Give every entry again, word for word and in full.
[start]
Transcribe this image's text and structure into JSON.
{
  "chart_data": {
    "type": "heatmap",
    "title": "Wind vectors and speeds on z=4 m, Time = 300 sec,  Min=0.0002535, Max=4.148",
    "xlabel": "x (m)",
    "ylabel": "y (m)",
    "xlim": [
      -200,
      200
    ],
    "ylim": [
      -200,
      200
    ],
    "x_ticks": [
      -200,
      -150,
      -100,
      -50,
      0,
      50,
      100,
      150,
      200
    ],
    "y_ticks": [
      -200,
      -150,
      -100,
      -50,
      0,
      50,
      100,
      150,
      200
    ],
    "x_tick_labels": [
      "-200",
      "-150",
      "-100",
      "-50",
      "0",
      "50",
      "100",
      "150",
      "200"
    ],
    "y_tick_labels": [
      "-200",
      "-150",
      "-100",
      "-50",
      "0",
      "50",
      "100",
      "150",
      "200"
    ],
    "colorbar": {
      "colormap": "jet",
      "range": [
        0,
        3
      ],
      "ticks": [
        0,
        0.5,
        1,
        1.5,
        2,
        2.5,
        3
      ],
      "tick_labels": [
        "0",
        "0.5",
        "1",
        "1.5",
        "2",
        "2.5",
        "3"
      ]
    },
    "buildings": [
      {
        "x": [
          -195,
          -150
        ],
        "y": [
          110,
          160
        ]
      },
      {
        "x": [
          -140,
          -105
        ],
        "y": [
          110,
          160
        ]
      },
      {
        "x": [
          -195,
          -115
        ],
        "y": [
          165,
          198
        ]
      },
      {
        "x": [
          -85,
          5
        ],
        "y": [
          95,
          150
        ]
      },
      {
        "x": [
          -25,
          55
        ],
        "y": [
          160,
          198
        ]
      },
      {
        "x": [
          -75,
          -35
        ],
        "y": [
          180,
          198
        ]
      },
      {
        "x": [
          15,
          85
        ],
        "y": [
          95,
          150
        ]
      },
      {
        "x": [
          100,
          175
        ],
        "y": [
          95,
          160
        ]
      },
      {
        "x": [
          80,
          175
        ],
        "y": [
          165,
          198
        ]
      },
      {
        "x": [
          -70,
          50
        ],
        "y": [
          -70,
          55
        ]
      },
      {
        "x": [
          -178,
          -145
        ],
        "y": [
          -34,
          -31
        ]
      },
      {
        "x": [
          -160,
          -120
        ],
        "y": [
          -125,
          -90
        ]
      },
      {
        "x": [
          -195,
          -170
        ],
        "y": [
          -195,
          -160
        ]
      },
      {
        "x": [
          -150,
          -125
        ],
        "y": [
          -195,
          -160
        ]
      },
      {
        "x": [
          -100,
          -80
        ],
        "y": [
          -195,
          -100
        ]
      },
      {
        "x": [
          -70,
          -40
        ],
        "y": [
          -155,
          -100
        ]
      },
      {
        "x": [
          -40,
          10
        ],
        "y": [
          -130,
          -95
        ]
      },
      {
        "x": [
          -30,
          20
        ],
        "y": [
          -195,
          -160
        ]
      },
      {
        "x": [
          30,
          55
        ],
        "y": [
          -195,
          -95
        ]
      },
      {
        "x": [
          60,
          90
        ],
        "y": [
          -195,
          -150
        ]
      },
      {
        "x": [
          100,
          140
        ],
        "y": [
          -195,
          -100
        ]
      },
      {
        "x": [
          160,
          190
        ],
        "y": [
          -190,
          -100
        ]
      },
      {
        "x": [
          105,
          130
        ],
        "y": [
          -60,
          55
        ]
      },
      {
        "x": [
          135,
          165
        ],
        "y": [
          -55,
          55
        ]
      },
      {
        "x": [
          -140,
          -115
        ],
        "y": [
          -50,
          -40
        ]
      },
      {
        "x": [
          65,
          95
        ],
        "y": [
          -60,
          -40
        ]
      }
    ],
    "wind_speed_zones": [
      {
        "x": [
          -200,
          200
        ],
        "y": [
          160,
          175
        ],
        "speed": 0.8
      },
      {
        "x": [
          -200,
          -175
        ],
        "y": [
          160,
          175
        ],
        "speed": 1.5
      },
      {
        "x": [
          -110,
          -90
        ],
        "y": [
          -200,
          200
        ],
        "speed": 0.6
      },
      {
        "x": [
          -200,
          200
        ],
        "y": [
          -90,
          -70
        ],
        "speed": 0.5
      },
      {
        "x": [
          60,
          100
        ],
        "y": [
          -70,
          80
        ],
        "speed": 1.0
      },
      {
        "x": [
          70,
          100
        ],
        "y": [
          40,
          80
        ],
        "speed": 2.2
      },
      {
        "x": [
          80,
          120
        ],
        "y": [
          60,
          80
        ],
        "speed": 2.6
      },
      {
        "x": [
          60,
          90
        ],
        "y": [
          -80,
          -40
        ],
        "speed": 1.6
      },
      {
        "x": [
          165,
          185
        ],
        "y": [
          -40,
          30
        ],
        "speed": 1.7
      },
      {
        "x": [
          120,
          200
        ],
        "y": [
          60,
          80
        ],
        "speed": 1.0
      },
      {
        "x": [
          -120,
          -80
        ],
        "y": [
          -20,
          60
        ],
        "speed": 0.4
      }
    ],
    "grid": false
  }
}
[end]
Output below:
Transcribe this image's text and structure into JSON.
{
  "chart_data": {
    "type": "heatmap",
    "title": "Wind vectors and speeds on z=4 m, Time = 300 sec,  Min=0.0002535, Max=4.148",
    "xlabel": "x (m)",
    "ylabel": "y (m)",
    "xlim": [
      -200,
      200
    ],
    "ylim": [
      -200,
      200
    ],
    "x_ticks": [
      -200,
      -150,
      -100,
      -50,
      0,
      50,
      100,
      150,
      200
    ],
    "y_ticks": [
      -200,
      -150,
      -100,
      -50,
      0,
      50,
      100,
      150,
      200
    ],
    "x_tick_labels": [
      "-200",
      "-150",
      "-100",
      "-50",
      "0",
      "50",
      "100",
      "150",
      "200"
    ],
    "y_tick_labels": [
      "-200",
      "-150",
      "-100",
      "-50",
      "0",
      "50",
      "100",
      "150",
      "200"
    ],
    "colorbar": {
      "colormap": "jet",
      "range": [
        0,
        3
      ],
      "ticks": [
        0,
        0.5,
        1,
        1.5,
        2,
        2.5,
        3
      ],
      "tick_labels": [
        "0",
        "0.5",
        "1",
        "1.5",
        "2",
        "2.5",
        "3"
      ]
    },
    "buildings": [
      {
        "x": [
          -195,
          -150
        ],
        "y": [
          110,
          160
        ]
      },
      {
        "x": [
          -140,
          -105
        ],
        "y": [
          110,
          160
        ]
      },
      {
        "x": [
          -195,
          -115
        ],
        "y": [
          165,
          198
        ]
      },
      {
        "x": [
          -85,
          5
        ],
        "y": [
          95,
          150
        ]
      },
      {
        "x": [
          -25,
          55
        ],
        "y": [
          160,
          198
        ]
      },
      {
        "x": [
          -75,
          -35
        ],
        "y": [
          180,
          198
        ]
      },
      {
        "x": [
          15,
          85
        ],
        "y": [
          95,
          150
        ]
      },
      {
        "x": [
          100,
          175
        ],
        "y": [
          95,
          160
        ]
      },
      {
        "x": [
          80,
          175
        ],
        "y": [
          165,
          198
        ]
      },
      {
        "x": [
          -70,
          50
        ],
        "y": [
          -70,
          55
        ]
      },
      {
        "x": [
          -178,
          -145
        ],
        "y": [
          -34,
          -31
        ]
      },
      {
        "x": [
          -160,
          -120
        ],
        "y": [
          -125,
          -90
        ]
      },
      {
        "x": [
          -195,
          -170
        ],
        "y": [
          -195,
          -160
        ]
      },
      {
        "x": [
          -150,
          -125
        ],
        "y": [
          -195,
          -160
        ]
      },
      {
        "x": [
          -100,
          -80
        ],
        "y": [
          -195,
          -100
        ]
      },
      {
        "x": [
          -70,
          -40
        ],
        "y": [
          -155,
          -100
        ]
      },
      {
        "x": [
          -40,
          10
        ],
        "y": [
          -130,
          -95
        ]
      },
      {
        "x": [
          -30,
          20
        ],
        "y": [
          -195,
          -160
        ]
      },
      {
        "x": [
          30,
          55
        ],
        "y": [
          -195,
          -95
        ]
      },
      {
        "x": [
          60,
          90
        ],
        "y": [
          -195,
          -150
        ]
      },
      {
        "x": [
          100,
          140
        ],
        "y": [
          -195,
          -100
        ]
      },
      {
        "x": [
          160,
          190
        ],
        "y": [
          -190,
          -100
        ]
      },
      {
        "x": [
          105,
          130
        ],
        "y": [
          -60,
          55
        ]
      },
      {
        "x": [
          135,
          165
        ],
        "y": [
          -55,
          55
        ]
      },
      {
        "x": [
          -140,
          -115
        ],
        "y": [
          -50,
          -40
        ]
      },
      {
        "x": [
          65,
          95
        ],
        "y": [
          -60,
          -40
        ]
      }
    ],
    "wind_speed_zones": [
      {
        "x": [
          -200,
          200
        ],
        "y": [
          160,
          175
        ],
        "speed": 0.8
      },
      {
        "x": [
          -200,
          -175
        ],
        "y": [
          160,
          175
        ],
        "speed": 1.5
      },
      {
        "x": [
          -110,
          -90
        ],
        "y": [
          -200,
          200
        ],
        "speed": 0.6
      },
      {
        "x": [
          -200,
          200
        ],
        "y": [
          -90,
          -70
        ],
        "speed": 0.5
      },
      {
        "x": [
          60,
          100
        ],
        "y": [
          -70,
          80
        ],
        "speed": 1.0
      },
      {
        "x": [
          70,
          100
        ],
        "y": [
          40,
          80
        ],
        "speed": 2.2
      },
      {
        "x": [
          80,
          120
        ],
        "y": [
          60,
          80
        ],
        "speed": 2.6
      },
      {
        "x": [
          60,
          90
        ],
        "y": [
          -80,
          -40
        ],
        "speed": 1.6
      },
      {
        "x": [
          165,
          185
        ],
        "y": [
          -40,
          30
        ],
        "speed": 1.7
      },
      {
        "x": [
          120,
          200
        ],
        "y": [
          60,
          80
        ],
        "speed": 1.0
      },
      {
        "x": [
          -120,
          -80
        ],
        "y": [
          -20,
          60
        ],
        "speed": 0.4
      }
    ],
    "grid": false
  }
}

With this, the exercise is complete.